» SUPPLIED RECORDS
»»
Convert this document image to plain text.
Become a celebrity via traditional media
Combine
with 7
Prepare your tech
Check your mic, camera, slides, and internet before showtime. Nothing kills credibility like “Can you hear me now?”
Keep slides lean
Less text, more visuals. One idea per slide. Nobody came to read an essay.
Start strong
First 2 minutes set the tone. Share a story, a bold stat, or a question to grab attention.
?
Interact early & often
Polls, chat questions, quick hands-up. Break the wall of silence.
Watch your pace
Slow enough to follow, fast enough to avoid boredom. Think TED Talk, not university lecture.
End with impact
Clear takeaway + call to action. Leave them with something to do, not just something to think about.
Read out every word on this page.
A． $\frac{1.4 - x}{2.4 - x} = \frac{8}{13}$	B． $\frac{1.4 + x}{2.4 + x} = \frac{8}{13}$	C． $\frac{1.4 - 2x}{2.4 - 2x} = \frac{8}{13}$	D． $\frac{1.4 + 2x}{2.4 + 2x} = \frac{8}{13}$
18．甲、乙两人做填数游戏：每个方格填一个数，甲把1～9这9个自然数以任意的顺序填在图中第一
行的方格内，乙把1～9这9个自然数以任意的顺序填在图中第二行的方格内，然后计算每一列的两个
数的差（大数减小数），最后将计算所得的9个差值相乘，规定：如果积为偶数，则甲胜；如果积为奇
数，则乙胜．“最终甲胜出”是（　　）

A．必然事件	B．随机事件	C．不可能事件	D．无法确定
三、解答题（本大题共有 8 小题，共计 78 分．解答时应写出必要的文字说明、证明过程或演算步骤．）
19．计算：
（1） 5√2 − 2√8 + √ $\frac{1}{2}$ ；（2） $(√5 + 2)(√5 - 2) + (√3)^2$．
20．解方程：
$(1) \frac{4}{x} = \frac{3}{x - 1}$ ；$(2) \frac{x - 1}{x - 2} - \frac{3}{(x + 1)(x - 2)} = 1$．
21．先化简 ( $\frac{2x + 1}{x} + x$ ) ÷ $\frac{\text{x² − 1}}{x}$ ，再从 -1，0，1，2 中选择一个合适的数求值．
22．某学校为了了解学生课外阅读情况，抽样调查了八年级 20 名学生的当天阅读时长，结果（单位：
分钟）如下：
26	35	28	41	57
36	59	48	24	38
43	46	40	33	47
««
»»
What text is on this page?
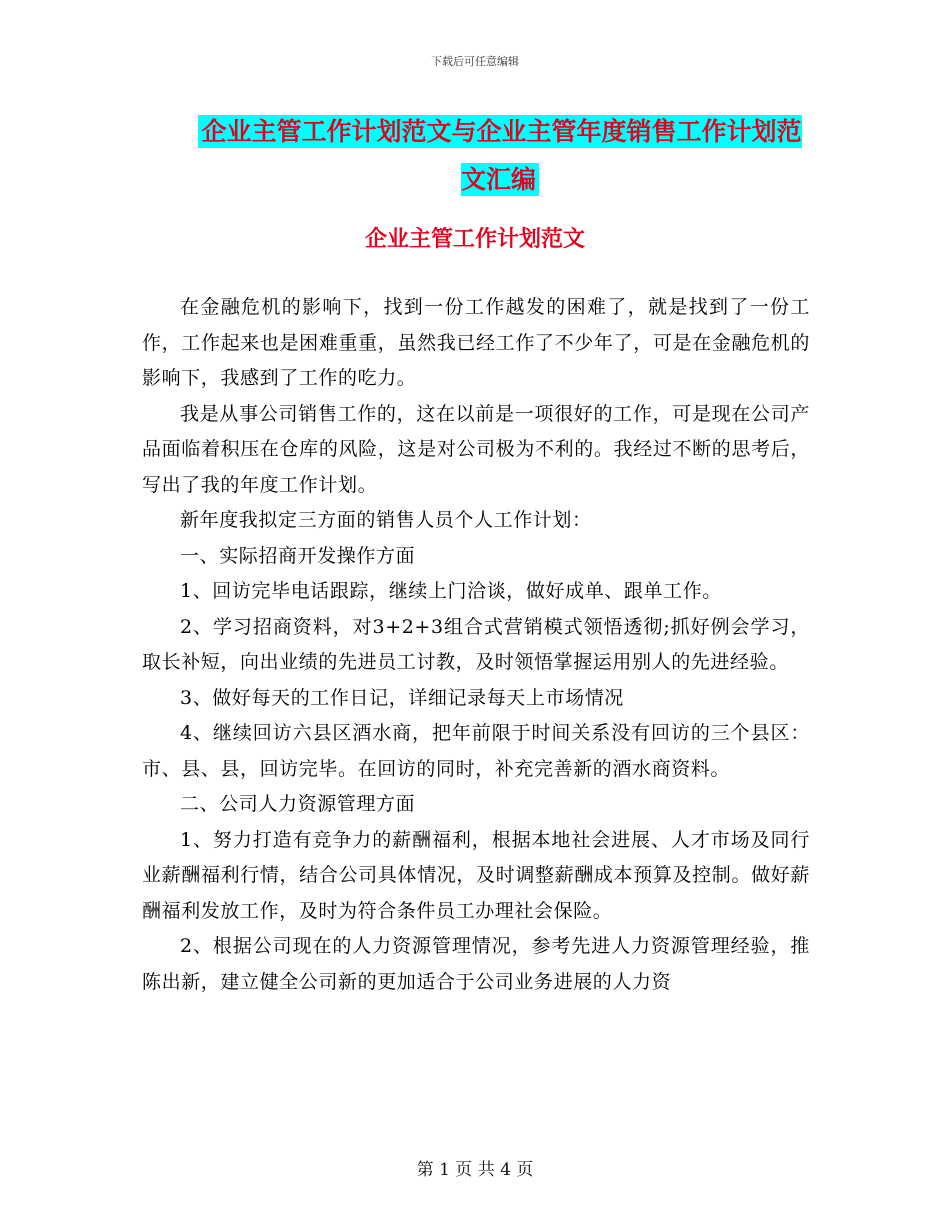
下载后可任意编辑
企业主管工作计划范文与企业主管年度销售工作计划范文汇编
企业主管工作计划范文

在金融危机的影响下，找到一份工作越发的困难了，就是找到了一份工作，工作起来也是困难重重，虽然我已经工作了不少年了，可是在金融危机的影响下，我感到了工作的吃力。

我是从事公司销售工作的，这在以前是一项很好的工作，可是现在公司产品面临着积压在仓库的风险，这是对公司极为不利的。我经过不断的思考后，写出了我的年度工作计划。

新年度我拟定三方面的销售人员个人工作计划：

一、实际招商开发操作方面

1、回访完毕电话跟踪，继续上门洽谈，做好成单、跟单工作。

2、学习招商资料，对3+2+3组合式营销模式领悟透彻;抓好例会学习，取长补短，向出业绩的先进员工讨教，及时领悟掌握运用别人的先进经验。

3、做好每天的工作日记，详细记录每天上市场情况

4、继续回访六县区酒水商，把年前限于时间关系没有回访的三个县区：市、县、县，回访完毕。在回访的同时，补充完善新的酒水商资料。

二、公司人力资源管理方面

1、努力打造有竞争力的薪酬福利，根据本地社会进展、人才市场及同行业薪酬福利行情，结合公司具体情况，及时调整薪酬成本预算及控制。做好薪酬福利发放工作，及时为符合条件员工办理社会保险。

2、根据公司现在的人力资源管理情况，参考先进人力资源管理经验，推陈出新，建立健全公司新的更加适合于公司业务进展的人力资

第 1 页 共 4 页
««
»»
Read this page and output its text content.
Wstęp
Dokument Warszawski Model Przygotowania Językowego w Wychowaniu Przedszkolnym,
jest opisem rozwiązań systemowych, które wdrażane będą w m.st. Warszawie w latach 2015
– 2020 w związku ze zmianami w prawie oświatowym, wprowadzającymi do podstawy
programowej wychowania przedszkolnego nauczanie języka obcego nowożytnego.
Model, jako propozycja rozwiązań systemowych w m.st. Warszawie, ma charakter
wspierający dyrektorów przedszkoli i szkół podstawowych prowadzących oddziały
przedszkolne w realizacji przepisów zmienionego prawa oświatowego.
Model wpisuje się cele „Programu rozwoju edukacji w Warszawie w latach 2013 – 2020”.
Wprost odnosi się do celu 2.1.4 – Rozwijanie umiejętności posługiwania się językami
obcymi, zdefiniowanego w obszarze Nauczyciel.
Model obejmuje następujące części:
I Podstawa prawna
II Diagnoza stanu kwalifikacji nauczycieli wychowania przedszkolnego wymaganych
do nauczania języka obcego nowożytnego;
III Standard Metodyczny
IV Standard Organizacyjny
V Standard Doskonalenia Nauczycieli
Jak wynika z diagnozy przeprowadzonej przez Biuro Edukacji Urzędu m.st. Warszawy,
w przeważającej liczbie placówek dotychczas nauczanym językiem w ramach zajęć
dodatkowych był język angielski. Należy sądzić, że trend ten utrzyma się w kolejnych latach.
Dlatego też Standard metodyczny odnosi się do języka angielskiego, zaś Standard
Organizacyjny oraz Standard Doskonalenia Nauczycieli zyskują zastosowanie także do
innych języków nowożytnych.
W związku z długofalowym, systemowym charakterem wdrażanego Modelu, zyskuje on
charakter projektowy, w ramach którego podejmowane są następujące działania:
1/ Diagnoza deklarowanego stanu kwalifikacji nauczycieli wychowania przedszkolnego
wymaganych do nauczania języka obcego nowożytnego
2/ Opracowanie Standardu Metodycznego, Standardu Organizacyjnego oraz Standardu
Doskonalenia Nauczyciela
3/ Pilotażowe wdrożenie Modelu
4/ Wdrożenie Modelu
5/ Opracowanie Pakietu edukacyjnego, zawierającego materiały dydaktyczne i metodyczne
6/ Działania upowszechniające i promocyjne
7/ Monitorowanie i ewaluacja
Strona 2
««
» PROBLEM
Say how many lines above hold the word "this", giving only the count.

» THE SOLUTION
4